SHORT EXERCISE
Transcribe all of the records precisely as they are presented.

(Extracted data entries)
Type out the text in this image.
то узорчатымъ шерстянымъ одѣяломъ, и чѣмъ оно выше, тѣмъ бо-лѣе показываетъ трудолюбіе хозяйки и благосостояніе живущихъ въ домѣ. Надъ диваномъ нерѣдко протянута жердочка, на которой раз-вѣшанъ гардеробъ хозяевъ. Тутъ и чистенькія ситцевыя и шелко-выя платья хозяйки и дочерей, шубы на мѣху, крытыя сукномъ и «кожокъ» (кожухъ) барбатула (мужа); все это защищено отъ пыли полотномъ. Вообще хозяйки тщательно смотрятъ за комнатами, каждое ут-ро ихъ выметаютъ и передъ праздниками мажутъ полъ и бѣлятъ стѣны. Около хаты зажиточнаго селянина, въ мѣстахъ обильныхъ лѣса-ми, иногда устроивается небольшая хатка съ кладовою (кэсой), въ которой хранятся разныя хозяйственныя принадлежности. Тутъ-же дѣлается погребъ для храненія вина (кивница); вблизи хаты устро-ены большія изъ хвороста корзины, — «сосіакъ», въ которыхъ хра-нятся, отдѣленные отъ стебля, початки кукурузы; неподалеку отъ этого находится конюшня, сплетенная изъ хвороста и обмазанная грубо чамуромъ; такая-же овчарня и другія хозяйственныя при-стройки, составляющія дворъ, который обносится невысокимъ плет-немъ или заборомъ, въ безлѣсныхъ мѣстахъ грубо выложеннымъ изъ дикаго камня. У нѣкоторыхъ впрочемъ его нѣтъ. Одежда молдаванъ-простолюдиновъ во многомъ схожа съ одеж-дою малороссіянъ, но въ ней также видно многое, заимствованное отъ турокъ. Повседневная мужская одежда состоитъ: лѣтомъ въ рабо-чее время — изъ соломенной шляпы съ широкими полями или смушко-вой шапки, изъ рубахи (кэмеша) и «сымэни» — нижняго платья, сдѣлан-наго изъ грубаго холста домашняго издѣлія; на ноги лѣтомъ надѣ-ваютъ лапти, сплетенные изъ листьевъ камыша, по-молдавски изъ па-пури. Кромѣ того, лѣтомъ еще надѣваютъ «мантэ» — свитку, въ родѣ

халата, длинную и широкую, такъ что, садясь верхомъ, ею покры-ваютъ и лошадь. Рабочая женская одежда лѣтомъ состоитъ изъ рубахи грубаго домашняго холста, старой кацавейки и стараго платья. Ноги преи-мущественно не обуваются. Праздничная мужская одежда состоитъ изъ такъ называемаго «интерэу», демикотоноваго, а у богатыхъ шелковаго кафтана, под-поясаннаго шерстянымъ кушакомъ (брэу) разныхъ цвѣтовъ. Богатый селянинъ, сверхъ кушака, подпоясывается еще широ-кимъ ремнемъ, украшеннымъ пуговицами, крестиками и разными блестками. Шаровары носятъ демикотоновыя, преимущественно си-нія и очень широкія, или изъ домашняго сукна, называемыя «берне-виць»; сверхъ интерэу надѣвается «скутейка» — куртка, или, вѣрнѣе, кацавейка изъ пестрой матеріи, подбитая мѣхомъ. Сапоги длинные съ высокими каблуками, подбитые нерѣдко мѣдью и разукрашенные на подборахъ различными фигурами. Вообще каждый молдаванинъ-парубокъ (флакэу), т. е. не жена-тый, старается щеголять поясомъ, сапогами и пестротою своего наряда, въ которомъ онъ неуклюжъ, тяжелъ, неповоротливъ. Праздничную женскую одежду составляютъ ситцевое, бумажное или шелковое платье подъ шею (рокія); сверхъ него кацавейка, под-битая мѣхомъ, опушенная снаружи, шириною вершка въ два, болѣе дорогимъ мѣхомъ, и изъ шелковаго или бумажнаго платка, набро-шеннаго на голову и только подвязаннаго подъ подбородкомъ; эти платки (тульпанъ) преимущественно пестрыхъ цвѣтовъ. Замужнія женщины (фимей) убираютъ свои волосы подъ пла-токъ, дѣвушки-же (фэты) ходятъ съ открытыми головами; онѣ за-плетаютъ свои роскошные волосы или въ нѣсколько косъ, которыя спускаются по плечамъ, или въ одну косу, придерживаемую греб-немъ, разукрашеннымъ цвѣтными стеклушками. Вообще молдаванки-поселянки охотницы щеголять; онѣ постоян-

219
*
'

OUTPUT OF THE TASK
Type out the text in this image.
то узорчатымъ шерстянымъ одѣяломъ, и чѣмъ оно выше, тѣмъ бо-лѣе показываетъ трудолюбіе хозяйки и благосостояніе живущихъ въ домѣ. Надъ диваномъ нерѣдко протянута жердочка, на которой раз-вѣшанъ гардеробъ хозяевъ. Тутъ и чистенькія ситцевыя и шелко-выя платья хозяйки и дочерей, шубы на мѣху, крытыя сукномъ и «кожокъ» (кожухъ) барбатула (мужа); все это защищено отъ пыли полотномъ. Вообще хозяйки тщательно смотрятъ за комнатами, каждое ут-ро ихъ выметаютъ и передъ праздниками мажутъ полъ и бѣлятъ стѣны. Около хаты зажиточнаго селянина, въ мѣстахъ обильныхъ лѣса-ми, иногда устроивается небольшая хатка съ кладовою (кэсой), въ которой хранятся разныя хозяйственныя принадлежности. Тутъ-же дѣлается погребъ для храненія вина (кивница); вблизи хаты устро-ены большія изъ хвороста корзины, — «сосіакъ», въ которыхъ хра-нятся, отдѣленные отъ стебля, початки кукурузы; неподалеку отъ этого находится конюшня, сплетенная изъ хвороста и обмазанная грубо чамуромъ; такая-же овчарня и другія хозяйственныя при-стройки, составляющія дворъ, который обносится невысокимъ плет-немъ или заборомъ, въ безлѣсныхъ мѣстахъ грубо выложеннымъ изъ дикаго камня. У нѣкоторыхъ впрочемъ его нѣтъ. Одежда молдаванъ-простолюдиновъ во многомъ схожа съ одеж-дою малороссіянъ, но въ ней также видно многое, заимствованное отъ турокъ. Повседневная мужская одежда состоитъ: лѣтомъ въ рабо-чее время — изъ соломенной шляпы съ широкими полями или смушко-вой шапки, изъ рубахи (кэмеша) и «сымэни» — нижняго платья, сдѣлан-наго изъ грубаго холста домашняго издѣлія; на ноги лѣтомъ надѣ-ваютъ лапти, сплетенные изъ листьевъ камыша, по-молдавски изъ па-пури. Кромѣ того, лѣтомъ еще надѣваютъ «мантэ» — свитку, въ родѣ

халата, длинную и широкую, такъ что, садясь верхомъ, ею покры-ваютъ и лошадь. Рабочая женская одежда лѣтомъ состоитъ изъ рубахи грубаго домашняго холста, старой кацавейки и стараго платья. Ноги преи-мущественно не обуваются. Праздничная мужская одежда состоитъ изъ такъ называемаго «интерэу», демикотоноваго, а у богатыхъ шелковаго кафтана, под-поясаннаго шерстянымъ кушакомъ (брэу) разныхъ цвѣтовъ. Богатый селянинъ, сверхъ кушака, подпоясывается еще широ-кимъ ремнемъ, украшеннымъ пуговицами, крестиками и разными блестками. Шаровары носятъ демикотоновыя, преимущественно си-нія и очень широкія, или изъ домашняго сукна, называемыя «берне-виць»; сверхъ интерэу надѣвается «скутейка» — куртка, или, вѣрнѣе, кацавейка изъ пестрой матеріи, подбитая мѣхомъ. Сапоги длинные съ высокими каблуками, подбитые нерѣдко мѣдью и разукрашенные на подборахъ различными фигурами. Вообще каждый молдаванинъ-парубокъ (флакэу), т. е. не жена-тый, старается щеголять поясомъ, сапогами и пестротою своего наряда, въ которомъ онъ неуклюжъ, тяжелъ, неповоротливъ. Праздничную женскую одежду составляютъ ситцевое, бумажное или шелковое платье подъ шею (рокія); сверхъ него кацавейка, под-битая мѣхомъ, опушенная снаружи, шириною вершка въ два, болѣе дорогимъ мѣхомъ, и изъ шелковаго или бумажнаго платка, набро-шеннаго на голову и только подвязаннаго подъ подбородкомъ; эти платки (тульпанъ) преимущественно пестрыхъ цвѣтовъ. Замужнія женщины (фимей) убираютъ свои волосы подъ пла-токъ, дѣвушки-же (фэты) ходятъ съ открытыми головами; онѣ за-плетаютъ свои роскошные волосы или въ нѣсколько косъ, которыя спускаются по плечамъ, или въ одну косу, придерживаемую греб-немъ, разукрашеннымъ цвѣтными стеклушками. Вообще молдаванки-поселянки охотницы щеголять; онѣ постоян-

219
*
'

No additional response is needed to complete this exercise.